■ Work required ■
Restate the records below word for word.

■ Records for processing ■
○ ○ ○ ○
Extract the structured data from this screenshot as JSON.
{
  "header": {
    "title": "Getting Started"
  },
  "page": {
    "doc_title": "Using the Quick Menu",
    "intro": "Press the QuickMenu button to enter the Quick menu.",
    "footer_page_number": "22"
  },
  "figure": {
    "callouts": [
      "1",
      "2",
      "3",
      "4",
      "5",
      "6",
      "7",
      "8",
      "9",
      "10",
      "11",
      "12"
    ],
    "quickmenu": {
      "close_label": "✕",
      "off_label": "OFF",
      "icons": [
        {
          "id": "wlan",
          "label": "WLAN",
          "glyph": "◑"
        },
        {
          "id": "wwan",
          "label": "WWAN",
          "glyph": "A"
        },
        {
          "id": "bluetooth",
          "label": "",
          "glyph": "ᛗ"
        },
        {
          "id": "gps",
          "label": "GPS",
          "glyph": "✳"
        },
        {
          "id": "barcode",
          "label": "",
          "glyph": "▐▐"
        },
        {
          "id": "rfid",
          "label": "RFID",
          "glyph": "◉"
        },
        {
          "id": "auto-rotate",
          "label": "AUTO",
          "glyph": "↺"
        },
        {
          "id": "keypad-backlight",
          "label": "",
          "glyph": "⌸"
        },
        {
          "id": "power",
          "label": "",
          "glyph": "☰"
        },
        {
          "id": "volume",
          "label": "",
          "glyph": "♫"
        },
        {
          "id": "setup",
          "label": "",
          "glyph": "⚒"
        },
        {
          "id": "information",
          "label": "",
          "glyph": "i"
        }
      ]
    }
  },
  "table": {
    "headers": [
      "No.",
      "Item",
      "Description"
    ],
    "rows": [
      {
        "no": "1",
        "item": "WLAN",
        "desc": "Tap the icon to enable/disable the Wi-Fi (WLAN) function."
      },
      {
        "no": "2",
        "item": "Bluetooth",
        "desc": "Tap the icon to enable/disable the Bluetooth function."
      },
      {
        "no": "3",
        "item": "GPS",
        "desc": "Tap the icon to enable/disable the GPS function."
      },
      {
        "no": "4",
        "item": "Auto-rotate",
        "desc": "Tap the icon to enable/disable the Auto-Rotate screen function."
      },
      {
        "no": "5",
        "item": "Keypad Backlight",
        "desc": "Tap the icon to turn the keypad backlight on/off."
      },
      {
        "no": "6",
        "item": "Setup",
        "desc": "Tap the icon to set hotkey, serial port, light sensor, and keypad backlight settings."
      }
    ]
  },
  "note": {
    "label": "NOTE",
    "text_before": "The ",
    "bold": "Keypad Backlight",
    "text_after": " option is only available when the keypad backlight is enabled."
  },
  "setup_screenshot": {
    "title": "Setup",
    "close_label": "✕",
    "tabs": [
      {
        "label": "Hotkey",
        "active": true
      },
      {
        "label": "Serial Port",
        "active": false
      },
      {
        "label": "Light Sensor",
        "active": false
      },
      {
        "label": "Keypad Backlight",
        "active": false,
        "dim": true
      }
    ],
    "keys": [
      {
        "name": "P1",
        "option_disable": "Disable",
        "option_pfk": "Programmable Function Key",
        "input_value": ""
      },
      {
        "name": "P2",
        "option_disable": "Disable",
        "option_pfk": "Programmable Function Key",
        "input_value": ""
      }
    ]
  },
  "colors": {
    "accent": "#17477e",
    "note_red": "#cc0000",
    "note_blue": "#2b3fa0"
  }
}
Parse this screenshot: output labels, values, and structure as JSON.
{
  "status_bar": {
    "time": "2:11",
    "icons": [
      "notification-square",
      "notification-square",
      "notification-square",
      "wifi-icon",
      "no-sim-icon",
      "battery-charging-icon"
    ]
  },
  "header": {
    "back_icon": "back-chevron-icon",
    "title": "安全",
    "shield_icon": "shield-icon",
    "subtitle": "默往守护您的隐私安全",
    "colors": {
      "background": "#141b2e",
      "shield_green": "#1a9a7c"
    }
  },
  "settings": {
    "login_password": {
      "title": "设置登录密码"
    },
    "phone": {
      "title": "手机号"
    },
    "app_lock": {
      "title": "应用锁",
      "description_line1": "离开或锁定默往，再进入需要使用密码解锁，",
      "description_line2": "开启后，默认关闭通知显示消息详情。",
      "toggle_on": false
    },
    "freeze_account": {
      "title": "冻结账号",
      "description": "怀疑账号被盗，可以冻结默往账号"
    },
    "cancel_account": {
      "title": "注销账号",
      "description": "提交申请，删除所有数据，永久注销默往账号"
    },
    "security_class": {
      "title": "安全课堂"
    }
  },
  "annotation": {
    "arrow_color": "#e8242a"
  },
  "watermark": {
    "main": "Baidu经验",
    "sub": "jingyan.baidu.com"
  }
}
○ ○ ○ ○
■ Result of this task ■
Extract the structured data from this screenshot as JSON.
{
  "header": {
    "title": "Getting Started"
  },
  "page": {
    "doc_title": "Using the Quick Menu",
    "intro": "Press the QuickMenu button to enter the Quick menu.",
    "footer_page_number": "22"
  },
  "figure": {
    "callouts": [
      "1",
      "2",
      "3",
      "4",
      "5",
      "6",
      "7",
      "8",
      "9",
      "10",
      "11",
      "12"
    ],
    "quickmenu": {
      "close_label": "✕",
      "off_label": "OFF",
      "icons": [
        {
          "id": "wlan",
          "label": "WLAN",
          "glyph": "◑"
        },
        {
          "id": "wwan",
          "label": "WWAN",
          "glyph": "A"
        },
        {
          "id": "bluetooth",
          "label": "",
          "glyph": "ᛗ"
        },
        {
          "id": "gps",
          "label": "GPS",
          "glyph": "✳"
        },
        {
          "id": "barcode",
          "label": "",
          "glyph": "▐▐"
        },
        {
          "id": "rfid",
          "label": "RFID",
          "glyph": "◉"
        },
        {
          "id": "auto-rotate",
          "label": "AUTO",
          "glyph": "↺"
        },
        {
          "id": "keypad-backlight",
          "label": "",
          "glyph": "⌸"
        },
        {
          "id": "power",
          "label": "",
          "glyph": "☰"
        },
        {
          "id": "volume",
          "label": "",
          "glyph": "♫"
        },
        {
          "id": "setup",
          "label": "",
          "glyph": "⚒"
        },
        {
          "id": "information",
          "label": "",
          "glyph": "i"
        }
      ]
    }
  },
  "table": {
    "headers": [
      "No.",
      "Item",
      "Description"
    ],
    "rows": [
      {
        "no": "1",
        "item": "WLAN",
        "desc": "Tap the icon to enable/disable the Wi-Fi (WLAN) function."
      },
      {
        "no": "2",
        "item": "Bluetooth",
        "desc": "Tap the icon to enable/disable the Bluetooth function."
      },
      {
        "no": "3",
        "item": "GPS",
        "desc": "Tap the icon to enable/disable the GPS function."
      },
      {
        "no": "4",
        "item": "Auto-rotate",
        "desc": "Tap the icon to enable/disable the Auto-Rotate screen function."
      },
      {
        "no": "5",
        "item": "Keypad Backlight",
        "desc": "Tap the icon to turn the keypad backlight on/off."
      },
      {
        "no": "6",
        "item": "Setup",
        "desc": "Tap the icon to set hotkey, serial port, light sensor, and keypad backlight settings."
      }
    ]
  },
  "note": {
    "label": "NOTE",
    "text_before": "The ",
    "bold": "Keypad Backlight",
    "text_after": " option is only available when the keypad backlight is enabled."
  },
  "setup_screenshot": {
    "title": "Setup",
    "close_label": "✕",
    "tabs": [
      {
        "label": "Hotkey",
        "active": true
      },
      {
        "label": "Serial Port",
        "active": false
      },
      {
        "label": "Light Sensor",
        "active": false
      },
      {
        "label": "Keypad Backlight",
        "active": false,
        "dim": true
      }
    ],
    "keys": [
      {
        "name": "P1",
        "option_disable": "Disable",
        "option_pfk": "Programmable Function Key",
        "input_value": ""
      },
      {
        "name": "P2",
        "option_disable": "Disable",
        "option_pfk": "Programmable Function Key",
        "input_value": ""
      }
    ]
  },
  "colors": {
    "accent": "#17477e",
    "note_red": "#cc0000",
    "note_blue": "#2b3fa0"
  }
}
Parse this screenshot: output labels, values, and structure as JSON.
{
  "status_bar": {
    "time": "2:11",
    "icons": [
      "notification-square",
      "notification-square",
      "notification-square",
      "wifi-icon",
      "no-sim-icon",
      "battery-charging-icon"
    ]
  },
  "header": {
    "back_icon": "back-chevron-icon",
    "title": "安全",
    "shield_icon": "shield-icon",
    "subtitle": "默往守护您的隐私安全",
    "colors": {
      "background": "#141b2e",
      "shield_green": "#1a9a7c"
    }
  },
  "settings": {
    "login_password": {
      "title": "设置登录密码"
    },
    "phone": {
      "title": "手机号"
    },
    "app_lock": {
      "title": "应用锁",
      "description_line1": "离开或锁定默往，再进入需要使用密码解锁，",
      "description_line2": "开启后，默认关闭通知显示消息详情。",
      "toggle_on": false
    },
    "freeze_account": {
      "title": "冻结账号",
      "description": "怀疑账号被盗，可以冻结默往账号"
    },
    "cancel_account": {
      "title": "注销账号",
      "description": "提交申请，删除所有数据，永久注销默往账号"
    },
    "security_class": {
      "title": "安全课堂"
    }
  },
  "annotation": {
    "arrow_color": "#e8242a"
  },
  "watermark": {
    "main": "Baidu经验",
    "sub": "jingyan.baidu.com"
  }
}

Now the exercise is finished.